| Work to do |
• A. Can you print the financial notes from "During 2012, the" to "interest of $18,530."?
• B. What is the Spanish translation of this sentence from the financial notes: "The Promissory Note shall bear no interest and be unsecured."

At origination, the Company valued the conversion features using the following assumptions: dividend yield of zero, years to maturity of between 1.00 and 2.02 years, risk free rates of between 0.18 and 0.27 percent, and annualized volatility of between 149% and 172%. At September 30, 2014, the Company revalued the conversion features using the following assumptions: dividend yield of zero, years to maturity of between 0.3 and 1.85 years, risk free rates of 0.13 percent, and annualized volatility of between 208 and 232 percent and determined that, during the three and nine months ended September 30, 2014, the Company’s derivative liability decreased by $440,137 and $278,879, respectively to $912,940. The Company recognized a corresponding gain during the three month period and loss during the six month periodon derivative liability in conjunction with this revaluation.

 

NOTE 9 – NOTES PAYABLE

 

On November 18, 2013, the Company entered into a Distribution Agreement with E-motion Apparel, Inc. The agreement provides that the Company will issue a promissory note to E-motion in an amount equal to 100% of the License Fee of $300,000. The Promissory Note shall have a maturity date of September 30, 2016 and be payable in 4 installments of $75,000 on December 31, 2014, September 30, 2015, December 31, 2105 and September 30, 2016. The Promissory Note shall bear no interest and be unsecured. As of September 30, 2014, the note was cancelled and replaced with the merger agreement. See Note 4.

 

During 2012, the Company borrowed $55,000 through an unsecured promissory note bearing interest at 10% with a maturity date of March 10, 2014. During 2013, the Company borrowed additional $43,214, and converted $8,062 into 8,062,000 shares of common stock. As of September 30, 2014, the Company had principal outstanding in the promissory note of $90,152, and accrued interest of $18,530.

 

On June 4, 2012, Bitzio, Inc. and ACT entered into a share purchase agreement wherein Bitzio acquired all of the issued and outstanding member’s equity in exchange for 3,300,000 Series A Convertible Redeemable Preferred shares of the Company. On February 22, 2013, the two parties agreed to unwind the transaction by Bitzio returning the ACT shares acquired and ACT returning the Bitzio preferred share consideration for cancellation. In addition, Bitzio agreed to pay an aggregate of 147,000 Euros ($194,447 USD) to ACT. The Company re-measured the amount due in U.S. dollars as of September 30, 2014 and recorded a gain on foreign currency transaction of $15,611. The amount due as of September 30, 2014 is $185,632.

 

On January 29, 2014 the Company sold a Promissory Note to The Victor Vinco Family Trust (the “Trust”). The purchase price was $70,000. The principal amount of the Note is $94,500, which is payable in installments of $18,900 on the 15th day of each month during the term of the Note. The Note does not bear interest, except in the event of a default, at which time interest shall accrue at 18% per annum. As of September 30, 2014, the note and accrued interest was fully repaid.

 

NOTE 10 – PREFERRED STOCK

 

The Company is authorized to issue 25,000,000 shares of preferred stock, of which 2,500,000 shares are designated as Series A Convertible Redeemable Preferred Stock, 1,000,000 shares are designated as Series B Convertible Preferred Stock, 999 shares are designated as Series C Preferred Stock, par value of $0.001, and 35,750 are designated as Series D Preferred Stock, par value of $0.001.

 

Series A Preferred Stock

 

As of December 31, 2013 and September 30, 2014, there were 2,043,120 shares of Series A Convertible Redeemable Preferred Stock issued and outstanding. The shares have the following provisions:

 

  Series A Convertible Redeemable Shares have no dividend rights.

| Extracted data |
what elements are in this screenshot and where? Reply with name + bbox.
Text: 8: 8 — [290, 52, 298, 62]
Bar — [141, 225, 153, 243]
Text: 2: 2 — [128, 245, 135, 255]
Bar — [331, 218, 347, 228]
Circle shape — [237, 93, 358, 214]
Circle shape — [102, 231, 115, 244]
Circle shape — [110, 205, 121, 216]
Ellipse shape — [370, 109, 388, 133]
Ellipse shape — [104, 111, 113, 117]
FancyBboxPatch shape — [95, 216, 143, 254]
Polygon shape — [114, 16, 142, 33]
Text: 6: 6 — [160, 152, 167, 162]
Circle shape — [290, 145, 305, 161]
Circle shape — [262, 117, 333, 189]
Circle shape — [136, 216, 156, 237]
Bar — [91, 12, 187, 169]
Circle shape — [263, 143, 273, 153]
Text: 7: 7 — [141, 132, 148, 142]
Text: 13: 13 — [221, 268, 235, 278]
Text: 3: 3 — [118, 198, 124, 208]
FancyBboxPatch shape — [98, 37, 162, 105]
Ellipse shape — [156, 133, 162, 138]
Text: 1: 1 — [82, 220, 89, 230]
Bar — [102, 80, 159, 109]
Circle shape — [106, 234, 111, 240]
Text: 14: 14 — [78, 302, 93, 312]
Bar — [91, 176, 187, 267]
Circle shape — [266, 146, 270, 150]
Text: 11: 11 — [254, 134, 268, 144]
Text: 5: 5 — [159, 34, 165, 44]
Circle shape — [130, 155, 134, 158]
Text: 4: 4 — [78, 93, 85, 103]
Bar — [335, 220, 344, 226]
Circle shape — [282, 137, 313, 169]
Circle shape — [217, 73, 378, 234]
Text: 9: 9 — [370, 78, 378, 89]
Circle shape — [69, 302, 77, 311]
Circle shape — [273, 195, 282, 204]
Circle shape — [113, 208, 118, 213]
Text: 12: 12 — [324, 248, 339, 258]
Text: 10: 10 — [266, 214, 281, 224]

| Solved problems |
• A.
During 2012, the Company borrowed $55,000 through an unsecured promissory note bearing interest at 10% with a maturity date of March 10, 2014. During 2013, the Company borrowed additional $43,214, and converted $8,062 into 8,062,000 shares of common stock. As of September 30, 2014, the Company had principal outstanding in the promissory note of $90,152, and accrued interest of $18,530.

• B. El pagaré no devengará intereses y no estará garantizado.